▶ WRITTEN REQUEST: Return the data exactly, with all pictures removed.

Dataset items
..............................

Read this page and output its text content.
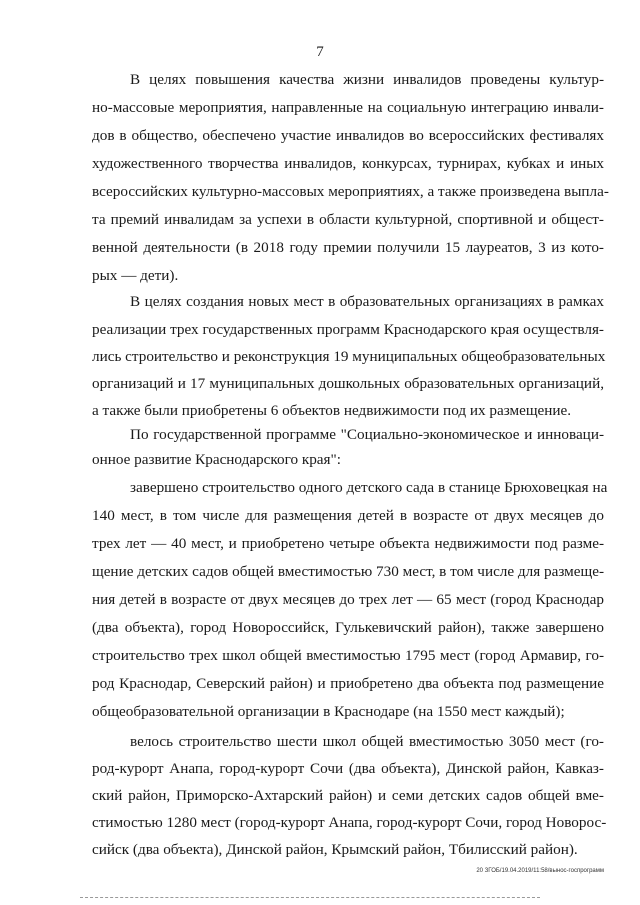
7
В целях повышения качества жизни инвалидов проведены культур-
но-массовые мероприятия, направленные на социальную интеграцию инвали-
дов в общество, обеспечено участие инвалидов во всероссийских фестивалях
художественного творчества инвалидов, конкурсах, турнирах, кубках и иных
всероссийских культурно-массовых мероприятиях, а также произведена выпла-
та премий инвалидам за успехи в области культурной, спортивной и общест-
венной деятельности (в 2018 году премии получили 15 лауреатов, 3 из кото-
рых — дети).
В целях создания новых мест в образовательных организациях в рамках
реализации трех государственных программ Краснодарского края осуществля-
лись строительство и реконструкция 19 муниципальных общеобразовательных
организаций и 17 муниципальных дошкольных образовательных организаций,
а также были приобретены 6 объектов недвижимости под их размещение.
По государственной программе "Социально-экономическое и инноваци-
онное развитие Краснодарского края":
завершено строительство одного детского сада в станице Брюховецкая на
140 мест, в том числе для размещения детей в возрасте от двух месяцев до
трех лет — 40 мест, и приобретено четыре объекта недвижимости под разме-
щение детских садов общей вместимостью 730 мест, в том числе для размеще-
ния детей в возрасте от двух месяцев до трех лет — 65 мест (город Краснодар
(два объекта), город Новороссийск, Гулькевичский район), также завершено
строительство трех школ общей вместимостью 1795 мест (город Армавир, го-
род Краснодар, Северский район) и приобретено два объекта под размещение
общеобразовательной организации в Краснодаре (на 1550 мест каждый);
велось строительство шести школ общей вместимостью 3050 мест (го-
род-курорт Анапа, город-курорт Сочи (два объекта), Динской район, Кавказ-
ский район, Приморско-Ахтарский район) и семи детских садов общей вме-
стимостью 1280 мест (город-курорт Анапа, город-курорт Сочи, город Новорос-
сийск (два объекта), Динской район, Крымский район, Тбилисский район).
20 ЗГОБ/19.04.2019/11:58/вынос-госпрограмм
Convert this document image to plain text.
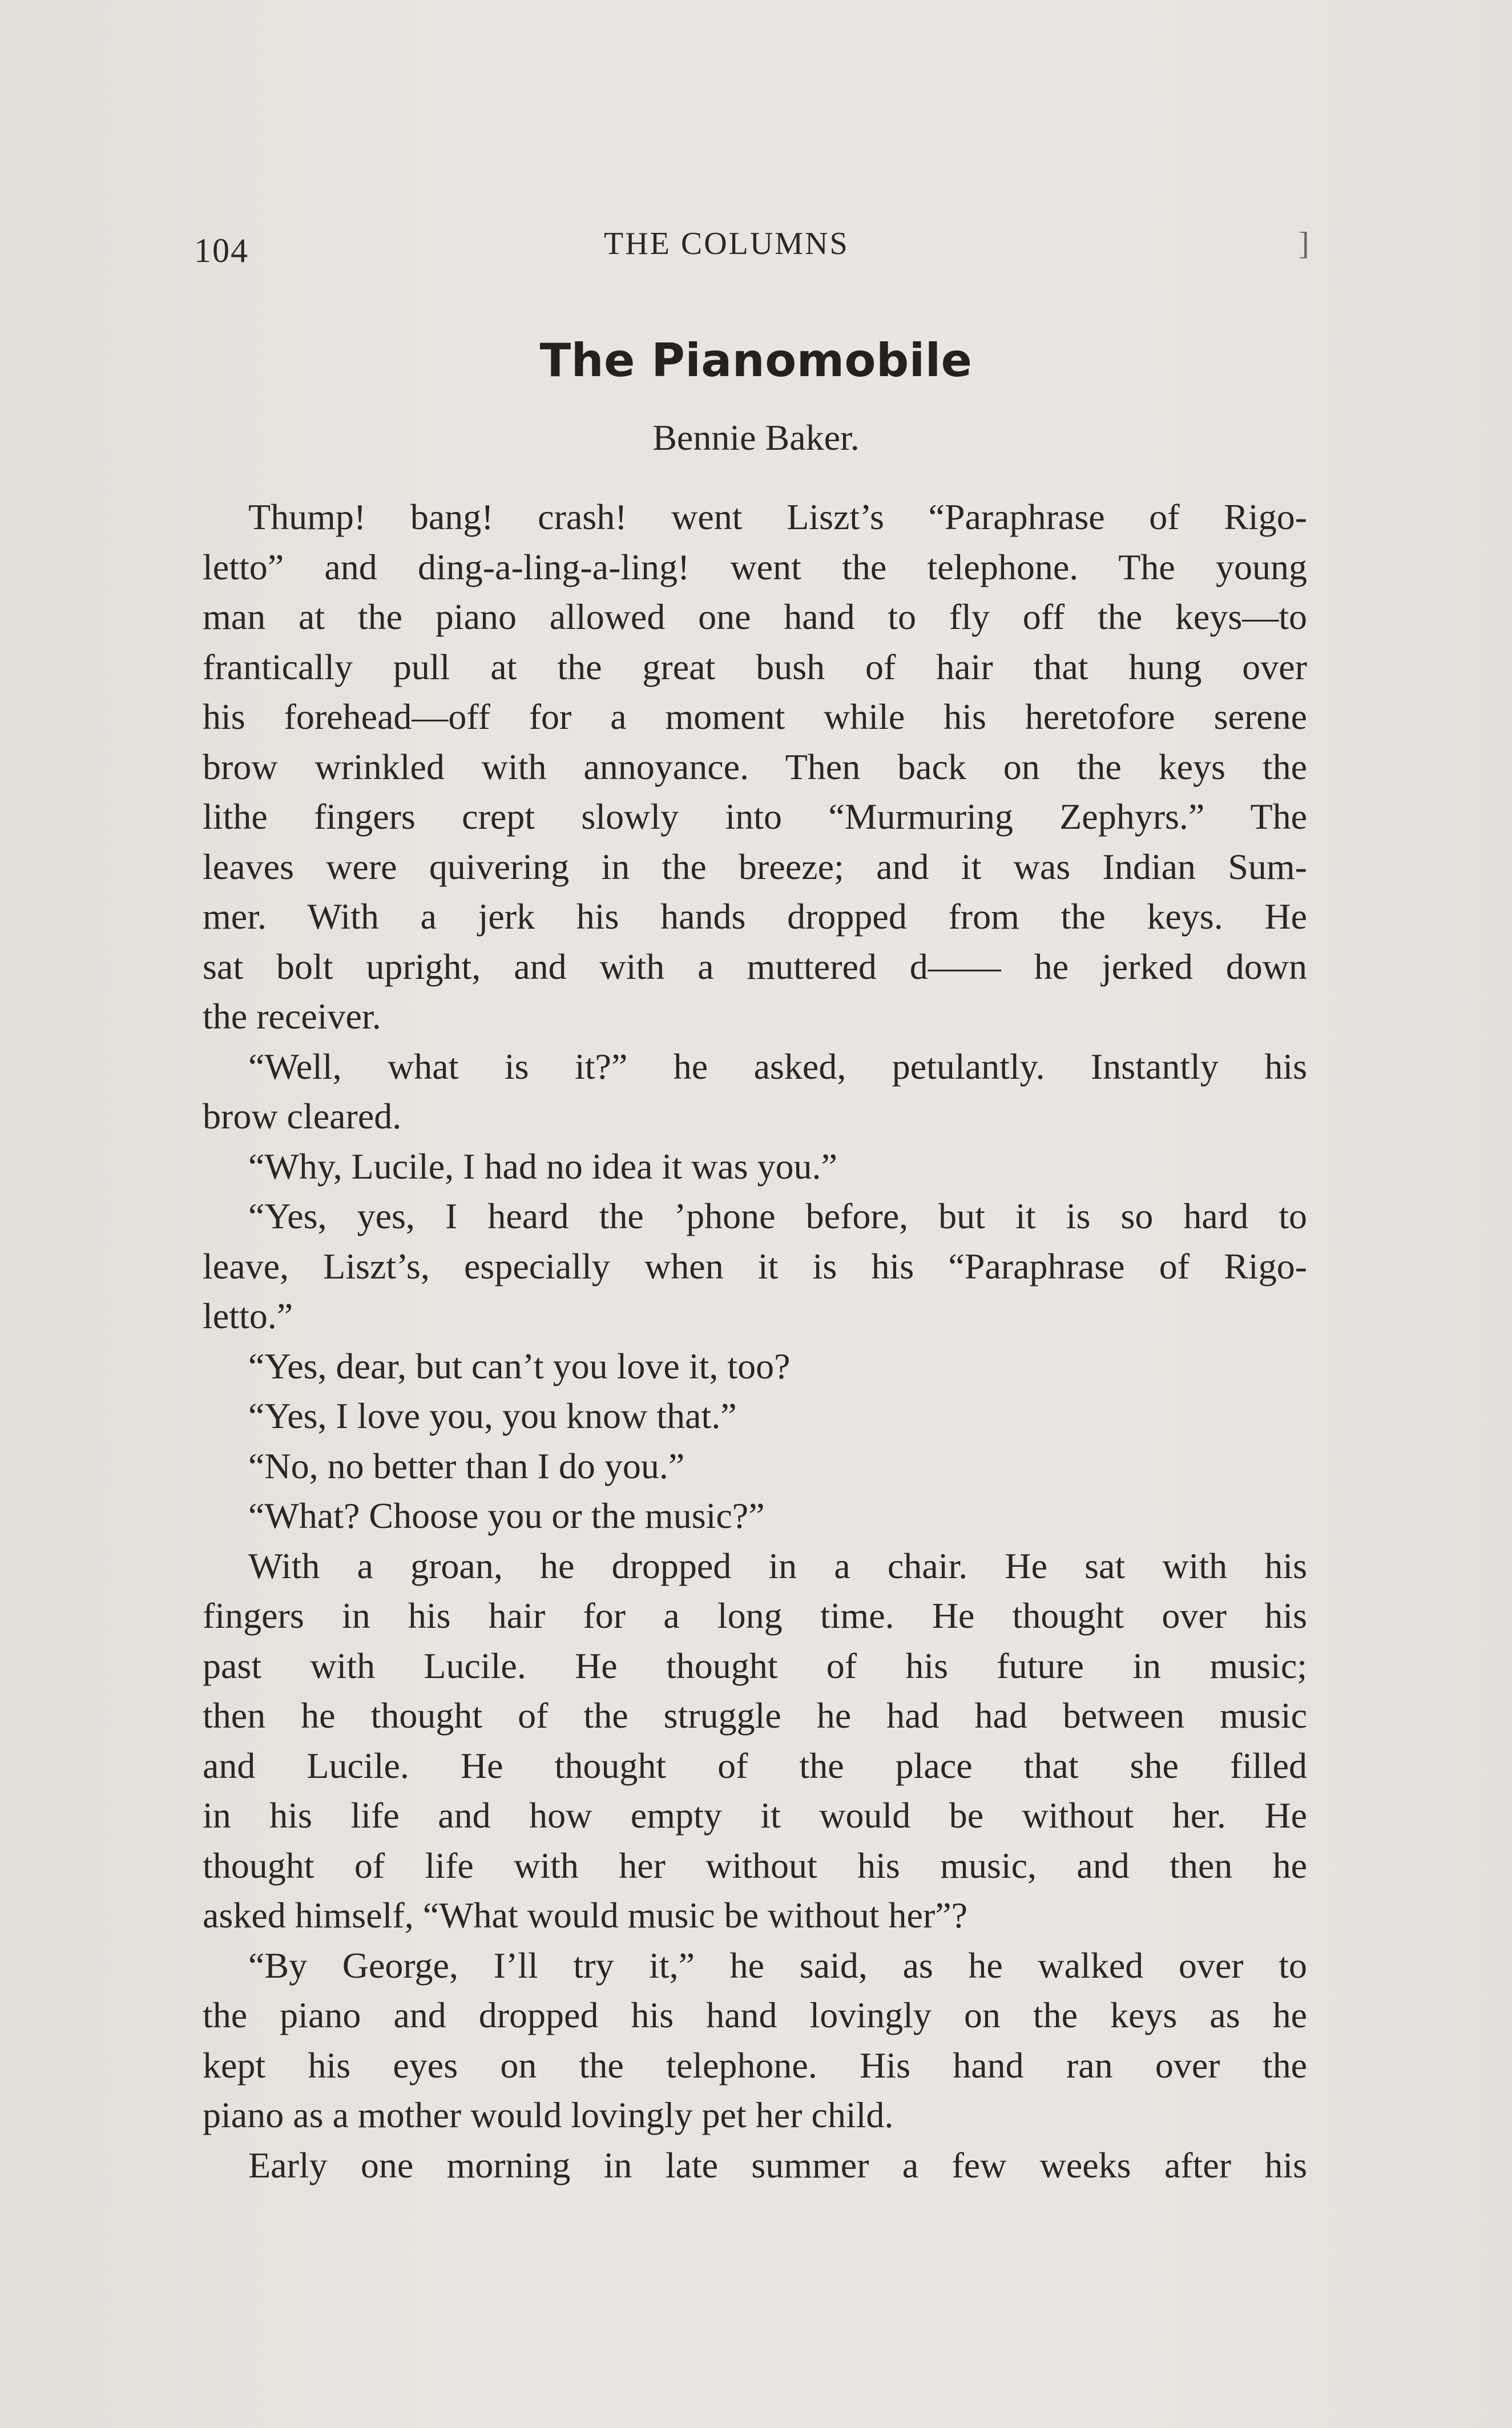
104	THE COLUMNS	]
The Pianomobile
Bennie Baker.
Thump! bang! crash! went Liszt’s “Paraphrase of Rigo-
letto” and ding-a-ling-a-ling! went the telephone. The young
man at the piano allowed one hand to fly off the keys—to
frantically pull at the great bush of hair that hung over
his forehead—off for a moment while his heretofore serene
brow wrinkled with annoyance. Then back on the keys the
lithe fingers crept slowly into “Murmuring Zephyrs.” The
leaves were quivering in the breeze; and it was Indian Sum-
mer. With a jerk his hands dropped from the keys. He
sat bolt upright, and with a muttered d—— he jerked down
the receiver.
“Well, what is it?” he asked, petulantly. Instantly his
brow cleared.
“Why, Lucile, I had no idea it was you.”
“Yes, yes, I heard the ’phone before, but it is so hard to
leave, Liszt’s, especially when it is his “Paraphrase of Rigo-
letto.”
“Yes, dear, but can’t you love it, too?
“Yes, I love you, you know that.”
“No, no better than I do you.”
“What? Choose you or the music?”
With a groan, he dropped in a chair. He sat with his
fingers in his hair for a long time. He thought over his
past with Lucile. He thought of his future in music;
then he thought of the struggle he had had between music
and Lucile. He thought of the place that she filled
in his life and how empty it would be without her. He
thought of life with her without his music, and then he
asked himself, “What would music be without her”?
“By George, I’ll try it,” he said, as he walked over to
the piano and dropped his hand lovingly on the keys as he
kept his eyes on the telephone. His hand ran over the
piano as a mother would lovingly pet her child.
Early one morning in late summer a few weeks after his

..............................

▶ ANSWER FOR THIS EXERCISE:
Read this page and output its text content.
7
В целях повышения качества жизни инвалидов проведены культур-
но-массовые мероприятия, направленные на социальную интеграцию инвали-
дов в общество, обеспечено участие инвалидов во всероссийских фестивалях
художественного творчества инвалидов, конкурсах, турнирах, кубках и иных
всероссийских культурно-массовых мероприятиях, а также произведена выпла-
та премий инвалидам за успехи в области культурной, спортивной и общест-
венной деятельности (в 2018 году премии получили 15 лауреатов, 3 из кото-
рых — дети).
В целях создания новых мест в образовательных организациях в рамках
реализации трех государственных программ Краснодарского края осуществля-
лись строительство и реконструкция 19 муниципальных общеобразовательных
организаций и 17 муниципальных дошкольных образовательных организаций,
а также были приобретены 6 объектов недвижимости под их размещение.
По государственной программе "Социально-экономическое и инноваци-
онное развитие Краснодарского края":
завершено строительство одного детского сада в станице Брюховецкая на
140 мест, в том числе для размещения детей в возрасте от двух месяцев до
трех лет — 40 мест, и приобретено четыре объекта недвижимости под разме-
щение детских садов общей вместимостью 730 мест, в том числе для размеще-
ния детей в возрасте от двух месяцев до трех лет — 65 мест (город Краснодар
(два объекта), город Новороссийск, Гулькевичский район), также завершено
строительство трех школ общей вместимостью 1795 мест (город Армавир, го-
род Краснодар, Северский район) и приобретено два объекта под размещение
общеобразовательной организации в Краснодаре (на 1550 мест каждый);
велось строительство шести школ общей вместимостью 3050 мест (го-
род-курорт Анапа, город-курорт Сочи (два объекта), Динской район, Кавказ-
ский район, Приморско-Ахтарский район) и семи детских садов общей вме-
стимостью 1280 мест (город-курорт Анапа, город-курорт Сочи, город Новорос-
сийск (два объекта), Динской район, Крымский район, Тбилисский район).
20 ЗГОБ/19.04.2019/11:58/вынос-госпрограмм
Convert this document image to plain text.
104	THE COLUMNS	]
The Pianomobile
Bennie Baker.
Thump! bang! crash! went Liszt’s “Paraphrase of Rigo-
letto” and ding-a-ling-a-ling! went the telephone. The young
man at the piano allowed one hand to fly off the keys—to
frantically pull at the great bush of hair that hung over
his forehead—off for a moment while his heretofore serene
brow wrinkled with annoyance. Then back on the keys the
lithe fingers crept slowly into “Murmuring Zephyrs.” The
leaves were quivering in the breeze; and it was Indian Sum-
mer. With a jerk his hands dropped from the keys. He
sat bolt upright, and with a muttered d—— he jerked down
the receiver.
“Well, what is it?” he asked, petulantly. Instantly his
brow cleared.
“Why, Lucile, I had no idea it was you.”
“Yes, yes, I heard the ’phone before, but it is so hard to
leave, Liszt’s, especially when it is his “Paraphrase of Rigo-
letto.”
“Yes, dear, but can’t you love it, too?
“Yes, I love you, you know that.”
“No, no better than I do you.”
“What? Choose you or the music?”
With a groan, he dropped in a chair. He sat with his
fingers in his hair for a long time. He thought over his
past with Lucile. He thought of his future in music;
then he thought of the struggle he had had between music
and Lucile. He thought of the place that she filled
in his life and how empty it would be without her. He
thought of life with her without his music, and then he
asked himself, “What would music be without her”?
“By George, I’ll try it,” he said, as he walked over to
the piano and dropped his hand lovingly on the keys as he
kept his eyes on the telephone. His hand ran over the
piano as a mother would lovingly pet her child.
Early one morning in late summer a few weeks after his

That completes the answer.